Collected data entries
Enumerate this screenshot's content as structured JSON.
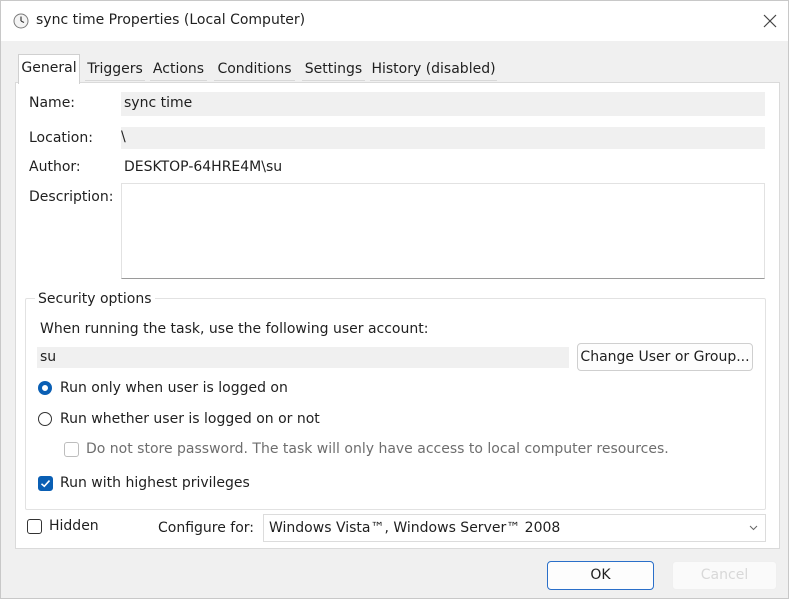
{
  "window": {
    "title": "sync time Properties (Local Computer)"
  },
  "tabs": [
    {
      "label": "General"
    },
    {
      "label": "Triggers"
    },
    {
      "label": "Actions"
    },
    {
      "label": "Conditions"
    },
    {
      "label": "Settings"
    },
    {
      "label": "History (disabled)"
    }
  ],
  "general": {
    "name_label": "Name:",
    "name_value": "sync time",
    "location_label": "Location:",
    "location_value": "\\",
    "author_label": "Author:",
    "author_value": "DESKTOP-64HRE4M\\su",
    "description_label": "Description:",
    "description_value": ""
  },
  "security": {
    "title": "Security options",
    "account_prompt": "When running the task, use the following user account:",
    "account_value": "su",
    "change_button": "Change User or Group...",
    "radio_logged_on": "Run only when user is logged on",
    "radio_whether": "Run whether user is logged on or not",
    "no_store_password": "Do not store password.  The task will only have access to local computer resources.",
    "highest_privileges": "Run with highest privileges",
    "selected_radio": "logged_on",
    "highest_privileges_checked": true,
    "no_store_password_checked": false
  },
  "footer": {
    "hidden_label": "Hidden",
    "hidden_checked": false,
    "configure_label": "Configure for:",
    "configure_value": "Windows Vista™, Windows Server™ 2008",
    "ok_button": "OK",
    "cancel_button": "Cancel"
  },
  "colors": {
    "accent": "#0a5fb4",
    "focus_border": "#2a6fc9"
  },
  "icons": {
    "title_icon": "clock-icon",
    "close": "close-icon",
    "combo_arrow": "chevron-down-icon"
  }
}
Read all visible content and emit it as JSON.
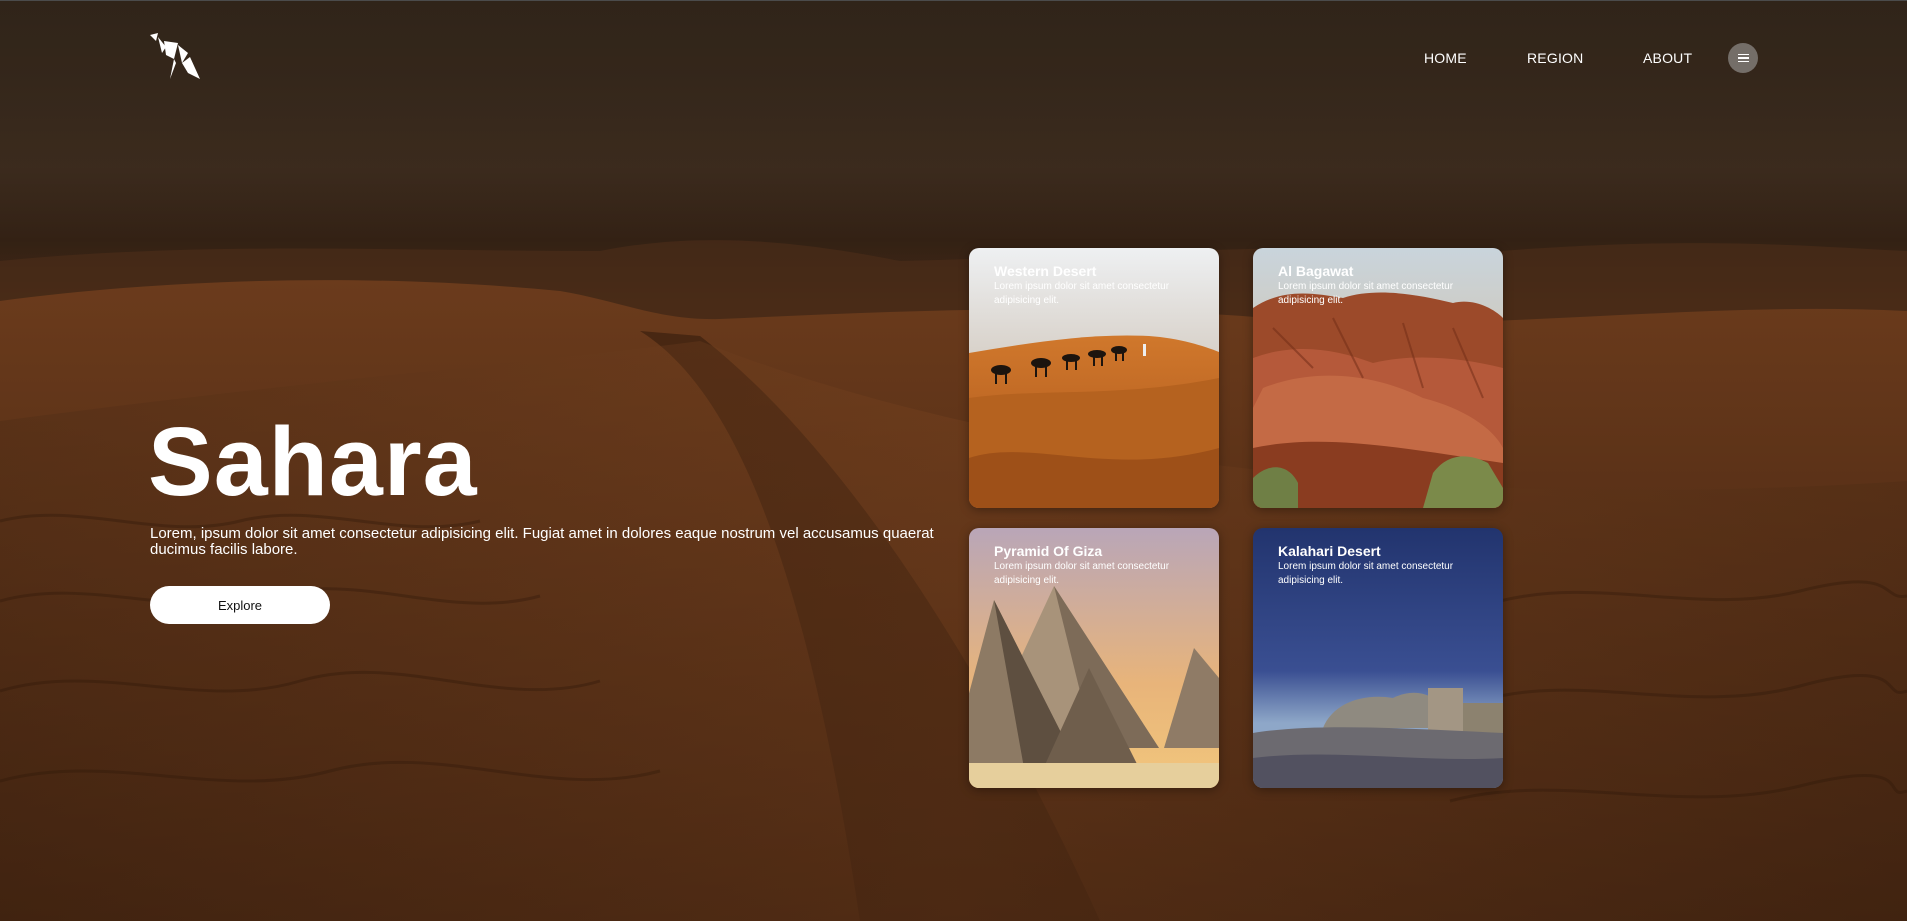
{
  "brand": {
    "logo_icon": "camel-origami-icon"
  },
  "nav": {
    "links": [
      {
        "label": "HOME"
      },
      {
        "label": "REGION"
      },
      {
        "label": "ABOUT"
      }
    ],
    "menu_icon": "hamburger-menu-icon"
  },
  "hero": {
    "title": "Sahara",
    "description": "Lorem, ipsum dolor sit amet consectetur adipisicing elit. Fugiat amet in dolores eaque nostrum vel accusamus quaerat ducimus facilis labore.",
    "cta_label": "Explore"
  },
  "cards": [
    {
      "title": "Western Desert",
      "text": "Lorem ipsum dolor sit amet consectetur adipisicing elit."
    },
    {
      "title": "Al Bagawat",
      "text": "Lorem ipsum dolor sit amet consectetur adipisicing elit."
    },
    {
      "title": "Pyramid Of Giza",
      "text": "Lorem ipsum dolor sit amet consectetur adipisicing elit."
    },
    {
      "title": "Kalahari Desert",
      "text": "Lorem ipsum dolor sit amet consectetur adipisicing elit."
    }
  ],
  "colors": {
    "sand": "#7a421c",
    "sky": "#3c2f24",
    "text": "#ffffff",
    "button_bg": "#ffffff"
  }
}
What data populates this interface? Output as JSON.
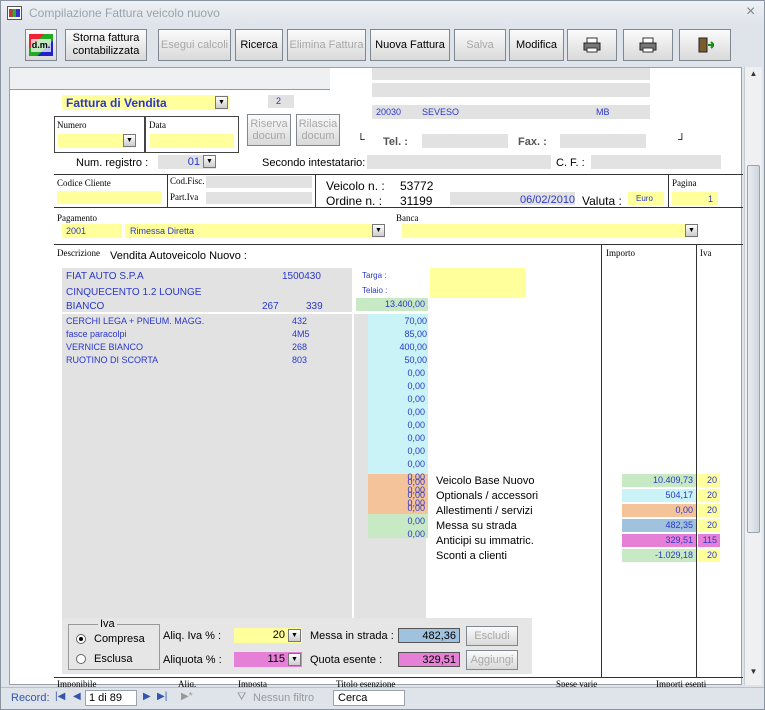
{
  "window": {
    "title": "Compilazione Fattura veicolo nuovo",
    "close": "×"
  },
  "toolbar": {
    "logo": "d.m.",
    "storna": "Storna fattura contabilizzata",
    "esegui": "Esegui calcoli",
    "ricerca": "Ricerca",
    "elimina": "Elimina Fattura",
    "nuova": "Nuova Fattura",
    "salva": "Salva",
    "modifica": "Modifica"
  },
  "header": {
    "tipo": "Fattura di Vendita",
    "copy_count": "2",
    "numero_label": "Numero",
    "data_label": "Data",
    "riserva": "Riserva docum",
    "rilascia": "Rilascia docum",
    "cap": "20030",
    "city": "SEVESO",
    "prov": "MB",
    "tel_label": "Tel. :",
    "fax_label": "Fax. :",
    "registro_label": "Num. registro :",
    "registro": "01",
    "secondo_label": "Secondo intestatario:",
    "cf_label": "C. F. :"
  },
  "cliente": {
    "codice_label": "Codice Cliente",
    "codfisc_label": "Cod.Fisc.",
    "partiva_label": "Part.Iva",
    "veicolo_label": "Veicolo n. :",
    "veicolo": "53772",
    "ordine_label": "Ordine n. :",
    "ordine": "31199",
    "data": "06/02/2010",
    "valuta_label": "Valuta :",
    "valuta": "Euro",
    "pagina_label": "Pagina",
    "pagina": "1"
  },
  "pagamento": {
    "label": "Pagamento",
    "code": "2001",
    "desc": "Rimessa Diretta",
    "banca_label": "Banca"
  },
  "righe": {
    "desc_label": "Descrizione",
    "desc": "Vendita Autoveicolo Nuovo :",
    "importo_label": "Importo",
    "iva_label": "Iva",
    "fornitore": "FIAT AUTO S.P.A",
    "fornitore_code": "1500430",
    "modello": "CINQUECENTO 1.2 LOUNGE",
    "colore": "BIANCO",
    "col_a": "267",
    "col_b": "339",
    "targa_label": "Targa :",
    "telaio_label": "Telaio :",
    "prezzo": "13.400,00",
    "optional": [
      {
        "desc": "CERCHI LEGA + PNEUM. MAGG.",
        "code": "432",
        "value": "70,00"
      },
      {
        "desc": "fasce paracolpi",
        "code": "4M5",
        "value": "85,00"
      },
      {
        "desc": "VERNICE BIANCO",
        "code": "268",
        "value": "400,00"
      },
      {
        "desc": "RUOTINO DI SCORTA",
        "code": "803",
        "value": "50,00"
      }
    ],
    "zeros": [
      "0,00",
      "0,00",
      "0,00",
      "0,00",
      "0,00",
      "0,00",
      "0,00",
      "0,00",
      "0,00",
      "0,00",
      "0,00"
    ],
    "extra": [
      "0,00",
      "0,00",
      "0,00",
      "0,00",
      "0,00"
    ],
    "summary": [
      {
        "label": "Veicolo Base Nuovo",
        "value": "10.409,73",
        "iva": "20",
        "color": "#c7e9c3"
      },
      {
        "label": "Optionals / accessori",
        "value": "504,17",
        "iva": "20",
        "color": "#c9f3f6"
      },
      {
        "label": "Allestimenti / servizi",
        "value": "0,00",
        "iva": "20",
        "color": "#f5c39a"
      },
      {
        "label": "Messa su strada",
        "value": "482,35",
        "iva": "20",
        "color": "#a0c2de"
      },
      {
        "label": "Anticipi su immatric.",
        "value": "329,51",
        "iva": "115",
        "color": "#e680d6"
      },
      {
        "label": "Sconti a clienti",
        "value": "-1.029,18",
        "iva": "20",
        "color": "#c7e9c3"
      }
    ]
  },
  "iva_box": {
    "title": "Iva",
    "compresa": "Compresa",
    "esclusa": "Esclusa",
    "aliq_iva_label": "Aliq. Iva % :",
    "aliq_iva": "20",
    "aliquota_label": "Aliquota % :",
    "aliquota": "115",
    "messa_label": "Messa in strada :",
    "messa": "482,36",
    "quota_label": "Quota esente :",
    "quota": "329,51",
    "escludi": "Escludi",
    "aggiungi": "Aggiungi"
  },
  "bottom": {
    "imponibile": "Imponibile",
    "aliq": "Aliq.",
    "imposta": "Imposta",
    "titolo": "Titolo esenzione",
    "spese": "Spese varie",
    "importi": "Importi esenti"
  },
  "status": {
    "record_label": "Record:",
    "record": "1 di 89",
    "filter": "Nessun filtro",
    "search": "Cerca"
  }
}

__What this task involves__.
Give nothing but the number of lines containing the string "strada".

__Solution for this task__.
2